• _Text section_
=====

The VR software gap

When it comes to VR in the public’s mind, it’s all about the hardware. And that’s understandable, when there’s all that new and shiny tech out there: the Oculus Rift, the Leap Motion Leap, the Razer Hydra, the newly-announced Sony HMZ-T2 (couldn’t find an actual Sony link), you name it. But with that comes the unstated assumption that the hardware is all you need, that if you just buy the gadget, it will somehow work on its own. And at least when it comes to VR, that’s simply not the truth. Without proper software running it, the gadget is nothing but a glorified paperweight (of course the reverse is just as true, but I’m a software guy, so there).

The emphasis here is on proper software. Because all that shiny tech that came out in the past, and that nobody remembers (or tries to purge from their minds — remember the Virtual Boy? You’re welcome!), it all came with software. Just not software anybody was willing to use.

Which is why I was delighted to read this recent interview with Valve Software‘s Michael Abrash. Here’s a guy who gets it:

So first, I’ll tell you what’s necessary for VR to work well. For VR to work well, you need display technology that gives you an image both your brain and eye are happy with. Trust me, that’s much harder than you think. Even if it was just a HUD, people wouldn’t be that happy, because you’re always moving. Your head is never still. And this is moving relative to the world, and if your brain is trying to fuse it, that can be rather tiresome. I’ll tell you there are lots of issues with getting that image up in front of you.

I couldn’t agree more. Here’s what I have to add to this statement: as a game developer, Mr. Abrash should not have to worry about it in the first place. Should game developers worry about implementing the projective geometry and arithmetic necessary to turn triangles forming a 3D world into pixels on a screen in massively-parallel special-purpose silicon? No, that’s what OpenGL or Direct3D are for. Should game developers worry about how to scan the hardware of a keyboard to read key presses, or how to safely send data packets across a heterogeneous network of interconnected computers? No, that’s what the operating system is for.

Along the same lines, someone else should have to worry about how to properly display a 3D virtual world on a head-mounted display so that it looks correct and doesn’t cause eye strain or nausea, because that’s really hard, and really important. And while the Michael Abrashes and John Carmacks of this world can surely do it, others will get it wrong. I know that because others have been getting it wrong, for going on twenty years now. And it’s the wrong approaches that sour people of the whole VR idea.

But the problem is that, at this time, game developers still have to worry about it, because there is not an equivalent to OpenGL for VR yet, in the sense that it is a widely-accepted industry-standard toolkit that has all the functionality that’s required to build successful applications on it. Now, there are plenty of VR toolkits out there — and, for disclosure, I created one of them — but none fulfill these criteria. Let’s talk about that.

Like other support or middleware software, VR toolkits can work at several levels of abstraction. I’m going to use “standard” 3D graphics toolkits as analogies here, assuming that those who have read this far know about such things.

At the low level, we have things that are the equivalent of OpenGL itself, or the glut windowing toolkit built on top of it. These are things that give you minimum abstractions, and offload any higher-level functionality to individual applications. Take glut: it will open a display window for you (no easy task in itself), and allow you to query the mouse, but if you want to use the mouse to rotate your 3D scene in the window, you’re on your own, pal. Result: glut developers roll their own navigation interfaces, and if their actual goal is something besides navigation, and they just do the bare minimum, the results usually suck hard.

=====

• _Provided records_
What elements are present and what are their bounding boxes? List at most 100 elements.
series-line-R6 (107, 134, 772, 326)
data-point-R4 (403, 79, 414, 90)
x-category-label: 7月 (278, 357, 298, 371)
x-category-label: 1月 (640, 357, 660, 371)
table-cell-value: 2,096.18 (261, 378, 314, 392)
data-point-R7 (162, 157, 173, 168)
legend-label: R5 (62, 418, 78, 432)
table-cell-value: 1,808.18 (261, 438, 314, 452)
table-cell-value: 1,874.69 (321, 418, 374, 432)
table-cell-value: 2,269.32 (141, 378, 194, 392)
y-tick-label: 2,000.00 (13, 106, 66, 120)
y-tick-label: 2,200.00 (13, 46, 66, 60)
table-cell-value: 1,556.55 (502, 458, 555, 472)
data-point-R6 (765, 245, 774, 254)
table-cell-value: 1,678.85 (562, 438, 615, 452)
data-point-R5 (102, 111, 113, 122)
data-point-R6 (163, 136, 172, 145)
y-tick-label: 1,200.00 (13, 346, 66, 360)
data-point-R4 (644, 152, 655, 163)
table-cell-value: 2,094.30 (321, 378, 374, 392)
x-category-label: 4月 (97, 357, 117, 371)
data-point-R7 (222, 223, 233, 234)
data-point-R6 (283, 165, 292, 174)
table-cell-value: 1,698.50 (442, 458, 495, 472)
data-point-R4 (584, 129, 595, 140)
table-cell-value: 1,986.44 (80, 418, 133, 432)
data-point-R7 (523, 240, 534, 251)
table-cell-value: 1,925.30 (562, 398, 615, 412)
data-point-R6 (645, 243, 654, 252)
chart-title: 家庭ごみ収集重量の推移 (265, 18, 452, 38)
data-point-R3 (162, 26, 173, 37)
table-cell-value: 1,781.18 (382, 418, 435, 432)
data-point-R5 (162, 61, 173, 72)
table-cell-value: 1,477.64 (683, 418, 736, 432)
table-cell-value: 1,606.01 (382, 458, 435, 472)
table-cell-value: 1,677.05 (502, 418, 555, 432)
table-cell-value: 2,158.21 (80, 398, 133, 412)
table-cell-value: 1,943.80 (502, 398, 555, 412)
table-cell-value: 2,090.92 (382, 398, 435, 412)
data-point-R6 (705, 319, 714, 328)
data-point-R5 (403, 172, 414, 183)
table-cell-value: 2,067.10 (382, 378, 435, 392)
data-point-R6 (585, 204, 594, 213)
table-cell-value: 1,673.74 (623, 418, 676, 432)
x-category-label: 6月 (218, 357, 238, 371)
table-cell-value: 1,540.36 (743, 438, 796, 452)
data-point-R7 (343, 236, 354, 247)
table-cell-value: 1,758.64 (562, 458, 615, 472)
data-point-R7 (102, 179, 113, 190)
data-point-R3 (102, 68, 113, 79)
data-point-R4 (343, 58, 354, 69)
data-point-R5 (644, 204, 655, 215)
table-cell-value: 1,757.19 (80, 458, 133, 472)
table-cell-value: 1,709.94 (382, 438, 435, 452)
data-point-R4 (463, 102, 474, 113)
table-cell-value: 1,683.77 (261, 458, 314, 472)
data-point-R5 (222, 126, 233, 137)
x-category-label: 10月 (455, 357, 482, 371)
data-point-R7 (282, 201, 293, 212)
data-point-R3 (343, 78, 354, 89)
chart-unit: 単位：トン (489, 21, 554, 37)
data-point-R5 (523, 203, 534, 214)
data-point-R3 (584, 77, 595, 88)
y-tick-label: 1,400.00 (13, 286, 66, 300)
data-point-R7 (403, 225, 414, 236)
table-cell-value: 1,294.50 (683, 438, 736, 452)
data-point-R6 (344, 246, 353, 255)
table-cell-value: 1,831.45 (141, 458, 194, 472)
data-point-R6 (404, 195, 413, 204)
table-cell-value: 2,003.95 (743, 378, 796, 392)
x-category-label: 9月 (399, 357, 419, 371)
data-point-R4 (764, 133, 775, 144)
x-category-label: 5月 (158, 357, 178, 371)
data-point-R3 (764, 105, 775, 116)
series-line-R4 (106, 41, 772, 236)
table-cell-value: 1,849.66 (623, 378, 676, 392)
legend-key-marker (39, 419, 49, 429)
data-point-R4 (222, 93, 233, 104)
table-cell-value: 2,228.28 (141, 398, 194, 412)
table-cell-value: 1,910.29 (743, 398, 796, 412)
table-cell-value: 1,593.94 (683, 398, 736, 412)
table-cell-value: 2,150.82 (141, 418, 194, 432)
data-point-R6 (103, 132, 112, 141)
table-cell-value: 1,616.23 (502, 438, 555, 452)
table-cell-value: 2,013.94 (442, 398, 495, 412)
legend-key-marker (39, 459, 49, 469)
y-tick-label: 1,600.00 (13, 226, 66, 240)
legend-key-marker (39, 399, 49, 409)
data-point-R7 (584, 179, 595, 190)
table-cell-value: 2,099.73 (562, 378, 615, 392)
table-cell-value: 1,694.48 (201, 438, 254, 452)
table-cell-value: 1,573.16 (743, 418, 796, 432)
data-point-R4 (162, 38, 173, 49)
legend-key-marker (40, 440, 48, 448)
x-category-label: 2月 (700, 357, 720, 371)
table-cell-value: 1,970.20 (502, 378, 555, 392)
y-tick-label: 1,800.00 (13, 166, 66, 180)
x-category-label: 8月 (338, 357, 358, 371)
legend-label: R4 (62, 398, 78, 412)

=====

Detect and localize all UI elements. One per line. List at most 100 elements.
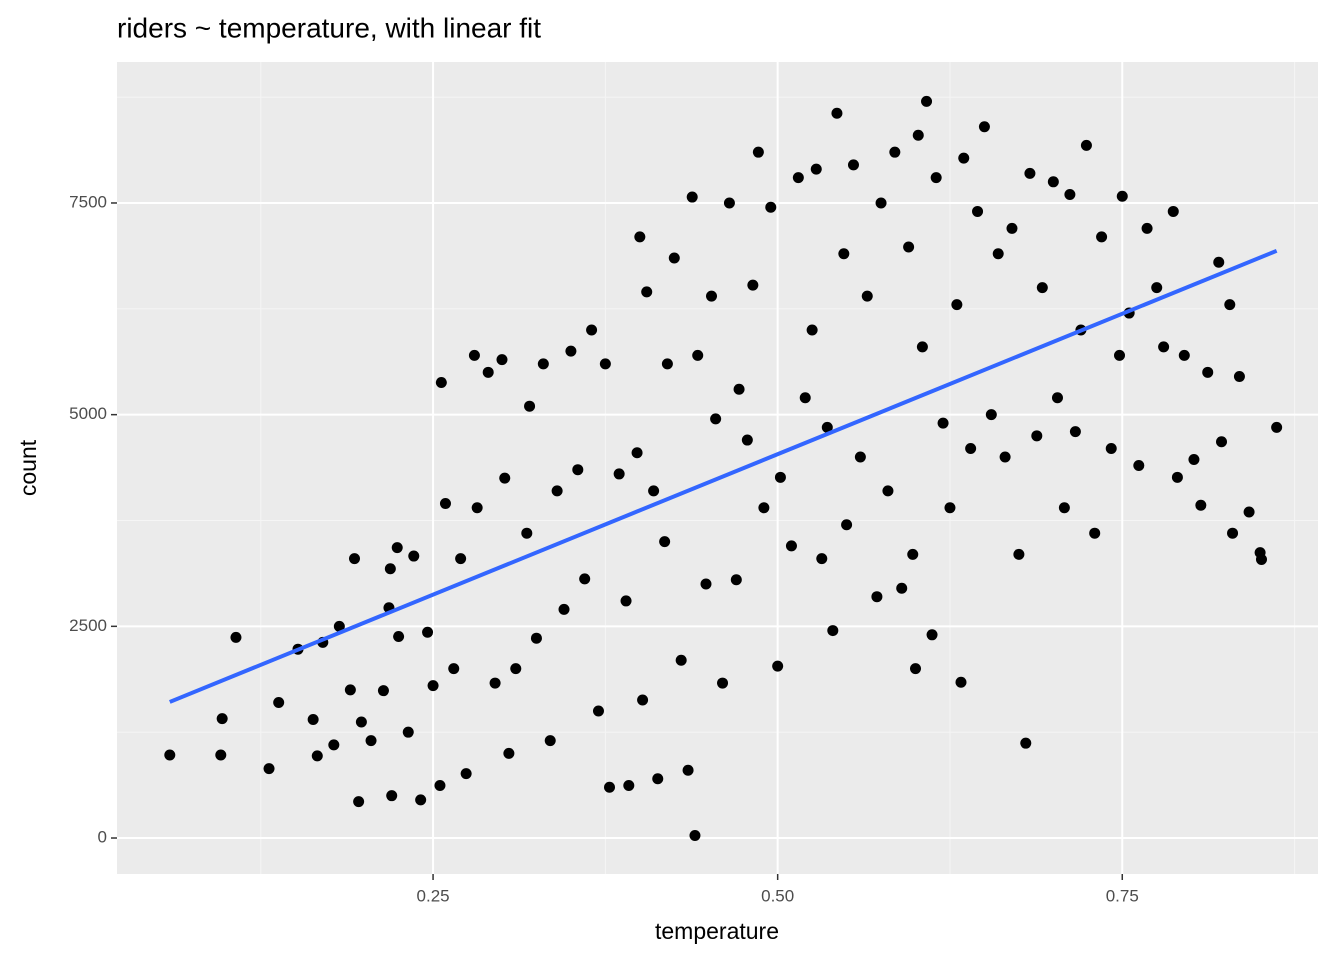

=====

• _Exercise task A_
List the VR hardware products that the first paragraph of the text on the VR software gap names as examples of new tech.
• _Exercise task B_
Return, line for line, the stretch of the records from the line containing "What elements are" through the line containing "data-point-R3 (162, 26, 173, 37)".

• _Worked answer A_
- Oculus Rift
- Leap Motion Leap
- Razer Hydra
- Sony HMZ-T2

• _Worked answer B_
What elements are present and what are their bounding boxes? List at most 100 elements.
series-line-R6 (107, 134, 772, 326)
data-point-R4 (403, 79, 414, 90)
x-category-label: 7月 (278, 357, 298, 371)
x-category-label: 1月 (640, 357, 660, 371)
table-cell-value: 2,096.18 (261, 378, 314, 392)
data-point-R7 (162, 157, 173, 168)
legend-label: R5 (62, 418, 78, 432)
table-cell-value: 1,808.18 (261, 438, 314, 452)
table-cell-value: 1,874.69 (321, 418, 374, 432)
table-cell-value: 2,269.32 (141, 378, 194, 392)
y-tick-label: 2,000.00 (13, 106, 66, 120)
y-tick-label: 2,200.00 (13, 46, 66, 60)
table-cell-value: 1,556.55 (502, 458, 555, 472)
data-point-R6 (765, 245, 774, 254)
table-cell-value: 1,678.85 (562, 438, 615, 452)
data-point-R5 (102, 111, 113, 122)
data-point-R6 (163, 136, 172, 145)
y-tick-label: 1,200.00 (13, 346, 66, 360)
data-point-R4 (644, 152, 655, 163)
table-cell-value: 2,094.30 (321, 378, 374, 392)
x-category-label: 4月 (97, 357, 117, 371)
data-point-R7 (222, 223, 233, 234)
data-point-R6 (283, 165, 292, 174)
table-cell-value: 1,698.50 (442, 458, 495, 472)
data-point-R4 (584, 129, 595, 140)
table-cell-value: 1,986.44 (80, 418, 133, 432)
data-point-R7 (523, 240, 534, 251)
table-cell-value: 1,925.30 (562, 398, 615, 412)
data-point-R6 (645, 243, 654, 252)
chart-title: 家庭ごみ収集重量の推移 (265, 18, 452, 38)
data-point-R3 (162, 26, 173, 37)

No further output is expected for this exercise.